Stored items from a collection
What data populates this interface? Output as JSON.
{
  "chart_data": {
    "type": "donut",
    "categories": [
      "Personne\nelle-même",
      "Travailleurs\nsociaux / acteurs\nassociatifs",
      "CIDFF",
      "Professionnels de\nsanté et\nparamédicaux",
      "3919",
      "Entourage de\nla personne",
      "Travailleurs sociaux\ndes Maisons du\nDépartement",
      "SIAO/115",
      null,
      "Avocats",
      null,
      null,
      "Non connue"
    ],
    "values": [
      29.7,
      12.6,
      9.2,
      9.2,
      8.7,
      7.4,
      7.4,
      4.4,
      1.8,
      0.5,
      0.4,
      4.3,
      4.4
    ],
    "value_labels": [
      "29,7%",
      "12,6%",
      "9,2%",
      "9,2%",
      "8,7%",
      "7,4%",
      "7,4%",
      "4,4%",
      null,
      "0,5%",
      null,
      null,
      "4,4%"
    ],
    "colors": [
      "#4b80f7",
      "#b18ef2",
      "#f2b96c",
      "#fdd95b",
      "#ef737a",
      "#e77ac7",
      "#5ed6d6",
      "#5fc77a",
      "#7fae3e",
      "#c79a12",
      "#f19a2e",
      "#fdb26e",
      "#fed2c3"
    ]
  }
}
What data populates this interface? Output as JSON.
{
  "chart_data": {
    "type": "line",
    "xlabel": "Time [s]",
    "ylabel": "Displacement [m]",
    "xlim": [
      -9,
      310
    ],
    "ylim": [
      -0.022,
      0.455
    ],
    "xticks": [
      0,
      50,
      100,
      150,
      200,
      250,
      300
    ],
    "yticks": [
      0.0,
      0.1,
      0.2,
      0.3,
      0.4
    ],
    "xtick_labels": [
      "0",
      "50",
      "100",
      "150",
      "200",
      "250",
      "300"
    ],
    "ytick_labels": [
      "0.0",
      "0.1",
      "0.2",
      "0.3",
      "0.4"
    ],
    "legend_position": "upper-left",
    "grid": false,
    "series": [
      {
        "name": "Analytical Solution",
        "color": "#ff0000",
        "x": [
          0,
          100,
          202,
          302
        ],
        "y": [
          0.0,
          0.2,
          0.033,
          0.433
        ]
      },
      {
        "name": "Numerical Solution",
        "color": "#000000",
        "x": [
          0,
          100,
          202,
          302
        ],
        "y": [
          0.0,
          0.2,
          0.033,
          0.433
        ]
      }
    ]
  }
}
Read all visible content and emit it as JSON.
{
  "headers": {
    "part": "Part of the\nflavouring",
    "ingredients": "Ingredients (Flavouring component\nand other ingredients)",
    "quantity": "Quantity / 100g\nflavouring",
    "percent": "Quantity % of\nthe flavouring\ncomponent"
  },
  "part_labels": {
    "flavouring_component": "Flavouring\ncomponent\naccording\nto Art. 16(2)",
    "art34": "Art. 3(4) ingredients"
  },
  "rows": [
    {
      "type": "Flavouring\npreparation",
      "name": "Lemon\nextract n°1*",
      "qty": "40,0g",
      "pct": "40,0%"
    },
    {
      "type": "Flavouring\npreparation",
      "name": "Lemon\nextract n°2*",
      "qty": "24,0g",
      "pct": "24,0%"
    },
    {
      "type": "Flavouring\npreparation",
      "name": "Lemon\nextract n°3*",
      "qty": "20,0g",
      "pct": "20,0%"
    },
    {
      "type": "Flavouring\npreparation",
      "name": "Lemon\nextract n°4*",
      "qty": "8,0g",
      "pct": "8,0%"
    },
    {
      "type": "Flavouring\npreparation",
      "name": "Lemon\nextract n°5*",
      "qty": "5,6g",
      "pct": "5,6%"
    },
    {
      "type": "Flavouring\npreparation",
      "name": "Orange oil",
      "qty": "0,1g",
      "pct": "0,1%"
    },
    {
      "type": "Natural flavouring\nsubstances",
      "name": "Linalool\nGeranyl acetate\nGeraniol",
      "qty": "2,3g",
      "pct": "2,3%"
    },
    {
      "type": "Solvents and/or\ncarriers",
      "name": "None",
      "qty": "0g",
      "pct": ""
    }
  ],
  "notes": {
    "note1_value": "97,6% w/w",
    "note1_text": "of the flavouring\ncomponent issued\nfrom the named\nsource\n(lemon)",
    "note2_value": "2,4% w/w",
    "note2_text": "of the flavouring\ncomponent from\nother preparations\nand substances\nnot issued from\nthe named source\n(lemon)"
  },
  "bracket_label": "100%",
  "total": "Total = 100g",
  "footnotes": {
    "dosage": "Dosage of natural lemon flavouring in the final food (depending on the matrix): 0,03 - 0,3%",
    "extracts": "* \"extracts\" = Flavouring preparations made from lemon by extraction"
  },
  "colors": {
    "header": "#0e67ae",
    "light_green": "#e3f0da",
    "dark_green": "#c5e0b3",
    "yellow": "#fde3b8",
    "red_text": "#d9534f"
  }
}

• **WORK INSTRUCTIONS**
Please reproduce all of the entries exactly as they stand.

• **WRITTEN ANSWER**
What data populates this interface? Output as JSON.
{
  "chart_data": {
    "type": "donut",
    "categories": [
      "Personne\nelle-même",
      "Travailleurs\nsociaux / acteurs\nassociatifs",
      "CIDFF",
      "Professionnels de\nsanté et\nparamédicaux",
      "3919",
      "Entourage de\nla personne",
      "Travailleurs sociaux\ndes Maisons du\nDépartement",
      "SIAO/115",
      null,
      "Avocats",
      null,
      null,
      "Non connue"
    ],
    "values": [
      29.7,
      12.6,
      9.2,
      9.2,
      8.7,
      7.4,
      7.4,
      4.4,
      1.8,
      0.5,
      0.4,
      4.3,
      4.4
    ],
    "value_labels": [
      "29,7%",
      "12,6%",
      "9,2%",
      "9,2%",
      "8,7%",
      "7,4%",
      "7,4%",
      "4,4%",
      null,
      "0,5%",
      null,
      null,
      "4,4%"
    ],
    "colors": [
      "#4b80f7",
      "#b18ef2",
      "#f2b96c",
      "#fdd95b",
      "#ef737a",
      "#e77ac7",
      "#5ed6d6",
      "#5fc77a",
      "#7fae3e",
      "#c79a12",
      "#f19a2e",
      "#fdb26e",
      "#fed2c3"
    ]
  }
}
What data populates this interface? Output as JSON.
{
  "chart_data": {
    "type": "line",
    "xlabel": "Time [s]",
    "ylabel": "Displacement [m]",
    "xlim": [
      -9,
      310
    ],
    "ylim": [
      -0.022,
      0.455
    ],
    "xticks": [
      0,
      50,
      100,
      150,
      200,
      250,
      300
    ],
    "yticks": [
      0.0,
      0.1,
      0.2,
      0.3,
      0.4
    ],
    "xtick_labels": [
      "0",
      "50",
      "100",
      "150",
      "200",
      "250",
      "300"
    ],
    "ytick_labels": [
      "0.0",
      "0.1",
      "0.2",
      "0.3",
      "0.4"
    ],
    "legend_position": "upper-left",
    "grid": false,
    "series": [
      {
        "name": "Analytical Solution",
        "color": "#ff0000",
        "x": [
          0,
          100,
          202,
          302
        ],
        "y": [
          0.0,
          0.2,
          0.033,
          0.433
        ]
      },
      {
        "name": "Numerical Solution",
        "color": "#000000",
        "x": [
          0,
          100,
          202,
          302
        ],
        "y": [
          0.0,
          0.2,
          0.033,
          0.433
        ]
      }
    ]
  }
}
Read all visible content and emit it as JSON.
{
  "headers": {
    "part": "Part of the\nflavouring",
    "ingredients": "Ingredients (Flavouring component\nand other ingredients)",
    "quantity": "Quantity / 100g\nflavouring",
    "percent": "Quantity % of\nthe flavouring\ncomponent"
  },
  "part_labels": {
    "flavouring_component": "Flavouring\ncomponent\naccording\nto Art. 16(2)",
    "art34": "Art. 3(4) ingredients"
  },
  "rows": [
    {
      "type": "Flavouring\npreparation",
      "name": "Lemon\nextract n°1*",
      "qty": "40,0g",
      "pct": "40,0%"
    },
    {
      "type": "Flavouring\npreparation",
      "name": "Lemon\nextract n°2*",
      "qty": "24,0g",
      "pct": "24,0%"
    },
    {
      "type": "Flavouring\npreparation",
      "name": "Lemon\nextract n°3*",
      "qty": "20,0g",
      "pct": "20,0%"
    },
    {
      "type": "Flavouring\npreparation",
      "name": "Lemon\nextract n°4*",
      "qty": "8,0g",
      "pct": "8,0%"
    },
    {
      "type": "Flavouring\npreparation",
      "name": "Lemon\nextract n°5*",
      "qty": "5,6g",
      "pct": "5,6%"
    },
    {
      "type": "Flavouring\npreparation",
      "name": "Orange oil",
      "qty": "0,1g",
      "pct": "0,1%"
    },
    {
      "type": "Natural flavouring\nsubstances",
      "name": "Linalool\nGeranyl acetate\nGeraniol",
      "qty": "2,3g",
      "pct": "2,3%"
    },
    {
      "type": "Solvents and/or\ncarriers",
      "name": "None",
      "qty": "0g",
      "pct": ""
    }
  ],
  "notes": {
    "note1_value": "97,6% w/w",
    "note1_text": "of the flavouring\ncomponent issued\nfrom the named\nsource\n(lemon)",
    "note2_value": "2,4% w/w",
    "note2_text": "of the flavouring\ncomponent from\nother preparations\nand substances\nnot issued from\nthe named source\n(lemon)"
  },
  "bracket_label": "100%",
  "total": "Total = 100g",
  "footnotes": {
    "dosage": "Dosage of natural lemon flavouring in the final food (depending on the matrix): 0,03 - 0,3%",
    "extracts": "* \"extracts\" = Flavouring preparations made from lemon by extraction"
  },
  "colors": {
    "header": "#0e67ae",
    "light_green": "#e3f0da",
    "dark_green": "#c5e0b3",
    "yellow": "#fde3b8",
    "red_text": "#d9534f"
  }
}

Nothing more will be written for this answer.